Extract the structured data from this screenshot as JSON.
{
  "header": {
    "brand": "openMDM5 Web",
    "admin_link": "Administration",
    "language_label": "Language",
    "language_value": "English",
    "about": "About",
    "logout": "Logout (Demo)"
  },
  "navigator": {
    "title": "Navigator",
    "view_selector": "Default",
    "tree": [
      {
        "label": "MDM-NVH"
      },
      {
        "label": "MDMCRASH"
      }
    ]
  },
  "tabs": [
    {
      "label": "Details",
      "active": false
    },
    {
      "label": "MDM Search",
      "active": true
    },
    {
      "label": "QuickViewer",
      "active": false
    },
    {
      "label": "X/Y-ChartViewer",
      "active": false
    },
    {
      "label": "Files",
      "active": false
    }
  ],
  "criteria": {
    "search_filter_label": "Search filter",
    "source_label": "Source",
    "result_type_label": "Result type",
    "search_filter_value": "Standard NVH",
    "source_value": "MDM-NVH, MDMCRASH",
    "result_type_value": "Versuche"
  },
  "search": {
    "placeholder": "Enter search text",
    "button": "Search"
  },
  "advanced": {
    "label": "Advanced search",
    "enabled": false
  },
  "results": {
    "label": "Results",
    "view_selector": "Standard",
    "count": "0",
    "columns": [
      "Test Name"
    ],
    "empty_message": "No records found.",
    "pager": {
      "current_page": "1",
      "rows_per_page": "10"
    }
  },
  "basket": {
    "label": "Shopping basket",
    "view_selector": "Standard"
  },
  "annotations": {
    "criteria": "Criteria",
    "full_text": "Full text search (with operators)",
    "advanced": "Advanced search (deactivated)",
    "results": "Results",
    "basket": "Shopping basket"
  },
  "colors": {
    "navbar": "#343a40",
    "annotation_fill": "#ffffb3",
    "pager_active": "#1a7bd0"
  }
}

▶ What to do
All of the entries above need to be reproduced exactly.

▶ Right answer
Extract the structured data from this screenshot as JSON.
{
  "header": {
    "brand": "openMDM5 Web",
    "admin_link": "Administration",
    "language_label": "Language",
    "language_value": "English",
    "about": "About",
    "logout": "Logout (Demo)"
  },
  "navigator": {
    "title": "Navigator",
    "view_selector": "Default",
    "tree": [
      {
        "label": "MDM-NVH"
      },
      {
        "label": "MDMCRASH"
      }
    ]
  },
  "tabs": [
    {
      "label": "Details",
      "active": false
    },
    {
      "label": "MDM Search",
      "active": true
    },
    {
      "label": "QuickViewer",
      "active": false
    },
    {
      "label": "X/Y-ChartViewer",
      "active": false
    },
    {
      "label": "Files",
      "active": false
    }
  ],
  "criteria": {
    "search_filter_label": "Search filter",
    "source_label": "Source",
    "result_type_label": "Result type",
    "search_filter_value": "Standard NVH",
    "source_value": "MDM-NVH, MDMCRASH",
    "result_type_value": "Versuche"
  },
  "search": {
    "placeholder": "Enter search text",
    "button": "Search"
  },
  "advanced": {
    "label": "Advanced search",
    "enabled": false
  },
  "results": {
    "label": "Results",
    "view_selector": "Standard",
    "count": "0",
    "columns": [
      "Test Name"
    ],
    "empty_message": "No records found.",
    "pager": {
      "current_page": "1",
      "rows_per_page": "10"
    }
  },
  "basket": {
    "label": "Shopping basket",
    "view_selector": "Standard"
  },
  "annotations": {
    "criteria": "Criteria",
    "full_text": "Full text search (with operators)",
    "advanced": "Advanced search (deactivated)",
    "results": "Results",
    "basket": "Shopping basket"
  },
  "colors": {
    "navbar": "#343a40",
    "annotation_fill": "#ffffb3",
    "pager_active": "#1a7bd0"
  }
}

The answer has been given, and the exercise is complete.